--- Objective ---
Each entry must be given again exactly; images do not belong in the copy.

--- Entries ---
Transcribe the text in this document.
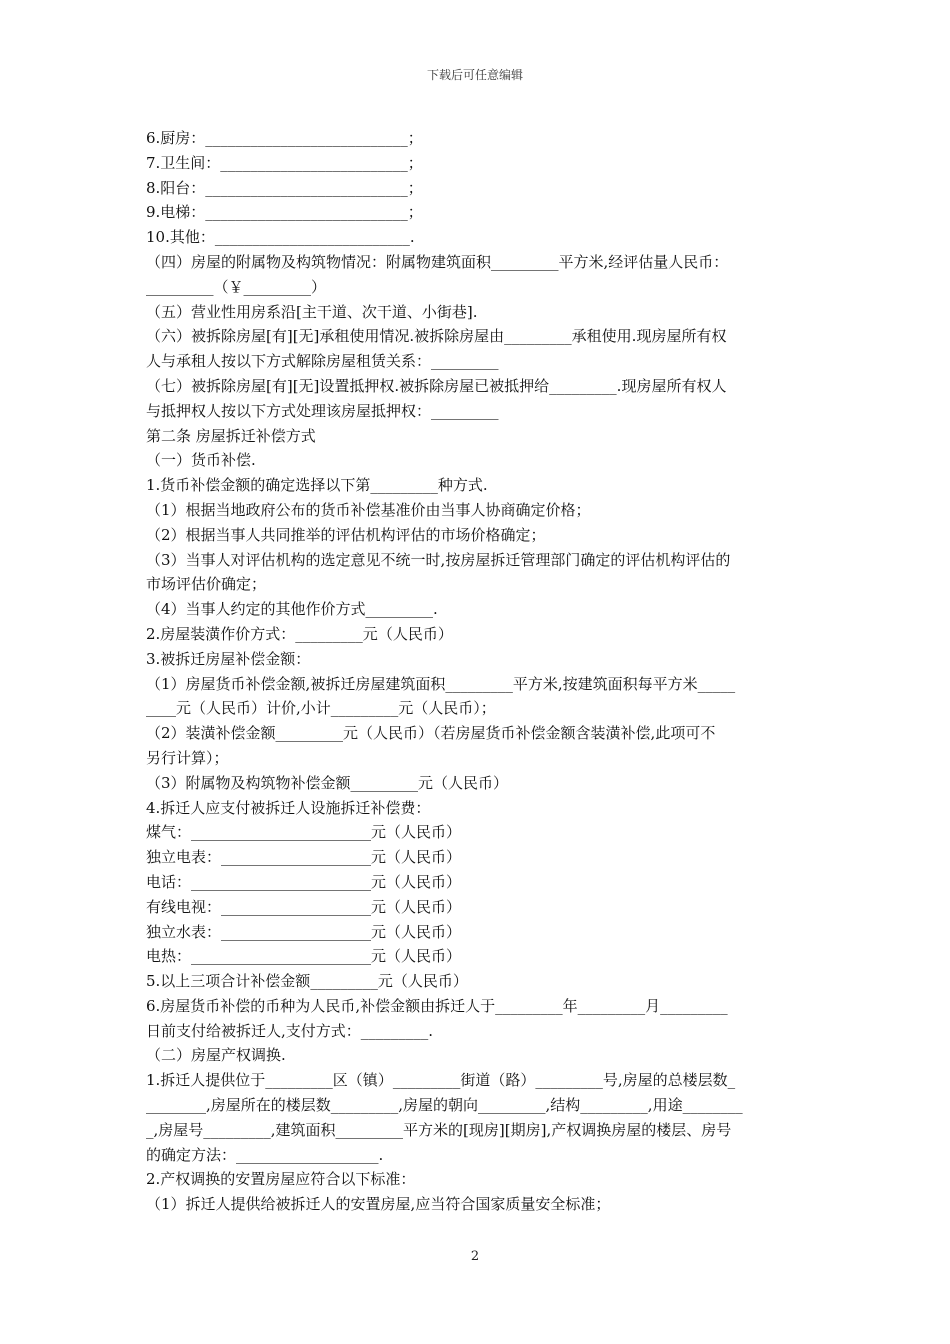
下载后可任意编辑
6.厨房：___________________________；
7.卫生间：_________________________；
8.阳台：___________________________；
9.电梯：___________________________；
10.其他：__________________________.
（四）房屋的附属物及构筑物情况：附属物建筑面积_________平方米,经评估量人民币：
_________（￥_________）
（五）营业性用房系沿[主干道、次干道、小街巷].
（六）被拆除房屋[有][无]承租使用情况.被拆除房屋由_________承租使用.现房屋所有权
人与承租人按以下方式解除房屋租赁关系：_________
（七）被拆除房屋[有][无]设置抵押权.被拆除房屋已被抵押给_________.现房屋所有权人
与抵押权人按以下方式处理该房屋抵押权：_________
第二条 房屋拆迁补偿方式
（一）货币补偿.
1.货币补偿金额的确定选择以下第_________种方式.
（1）根据当地政府公布的货币补偿基准价由当事人协商确定价格；
（2）根据当事人共同推举的评估机构评估的市场价格确定；
（3）当事人对评估机构的选定意见不统一时,按房屋拆迁管理部门确定的评估机构评估的
市场评估价确定；
（4）当事人约定的其他作价方式_________.
2.房屋装潢作价方式：_________元（人民币）
3.被拆迁房屋补偿金额：
（1）房屋货币补偿金额,被拆迁房屋建筑面积_________平方米,按建筑面积每平方米_____
____元（人民币）计价,小计_________元（人民币）；
（2）装潢补偿金额_________元（人民币）（若房屋货币补偿金额含装潢补偿,此项可不
另行计算）；
（3）附属物及构筑物补偿金额_________元（人民币）
4.拆迁人应支付被拆迁人设施拆迁补偿费：
煤气：________________________元（人民币）
独立电表：____________________元（人民币）
电话：________________________元（人民币）
有线电视：____________________元（人民币）
独立水表：____________________元（人民币）
电热：________________________元（人民币）
5.以上三项合计补偿金额_________元（人民币）
6.房屋货币补偿的币种为人民币,补偿金额由拆迁人于_________年_________月_________
日前支付给被拆迁人,支付方式：_________.
（二）房屋产权调换.
1.拆迁人提供位于_________区（镇）_________街道（路）_________号,房屋的总楼层数_
________,房屋所在的楼层数_________,房屋的朝向_________,结构_________,用途________
_,房屋号_________,建筑面积_________平方米的[现房][期房],产权调换房屋的楼层、房号
的确定方法：___________________.
2.产权调换的安置房屋应符合以下标准：
（1）拆迁人提供给被拆迁人的安置房屋,应当符合国家质量安全标准；
2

--- Finished exercise ---
Transcribe the text in this document.
下载后可任意编辑
6.厨房：___________________________；
7.卫生间：_________________________；
8.阳台：___________________________；
9.电梯：___________________________；
10.其他：__________________________.
（四）房屋的附属物及构筑物情况：附属物建筑面积_________平方米,经评估量人民币：
_________（￥_________）
（五）营业性用房系沿[主干道、次干道、小街巷].
（六）被拆除房屋[有][无]承租使用情况.被拆除房屋由_________承租使用.现房屋所有权
人与承租人按以下方式解除房屋租赁关系：_________
（七）被拆除房屋[有][无]设置抵押权.被拆除房屋已被抵押给_________.现房屋所有权人
与抵押权人按以下方式处理该房屋抵押权：_________
第二条 房屋拆迁补偿方式
（一）货币补偿.
1.货币补偿金额的确定选择以下第_________种方式.
（1）根据当地政府公布的货币补偿基准价由当事人协商确定价格；
（2）根据当事人共同推举的评估机构评估的市场价格确定；
（3）当事人对评估机构的选定意见不统一时,按房屋拆迁管理部门确定的评估机构评估的
市场评估价确定；
（4）当事人约定的其他作价方式_________.
2.房屋装潢作价方式：_________元（人民币）
3.被拆迁房屋补偿金额：
（1）房屋货币补偿金额,被拆迁房屋建筑面积_________平方米,按建筑面积每平方米_____
____元（人民币）计价,小计_________元（人民币）；
（2）装潢补偿金额_________元（人民币）（若房屋货币补偿金额含装潢补偿,此项可不
另行计算）；
（3）附属物及构筑物补偿金额_________元（人民币）
4.拆迁人应支付被拆迁人设施拆迁补偿费：
煤气：________________________元（人民币）
独立电表：____________________元（人民币）
电话：________________________元（人民币）
有线电视：____________________元（人民币）
独立水表：____________________元（人民币）
电热：________________________元（人民币）
5.以上三项合计补偿金额_________元（人民币）
6.房屋货币补偿的币种为人民币,补偿金额由拆迁人于_________年_________月_________
日前支付给被拆迁人,支付方式：_________.
（二）房屋产权调换.
1.拆迁人提供位于_________区（镇）_________街道（路）_________号,房屋的总楼层数_
________,房屋所在的楼层数_________,房屋的朝向_________,结构_________,用途________
_,房屋号_________,建筑面积_________平方米的[现房][期房],产权调换房屋的楼层、房号
的确定方法：___________________.
2.产权调换的安置房屋应符合以下标准：
（1）拆迁人提供给被拆迁人的安置房屋,应当符合国家质量安全标准；
2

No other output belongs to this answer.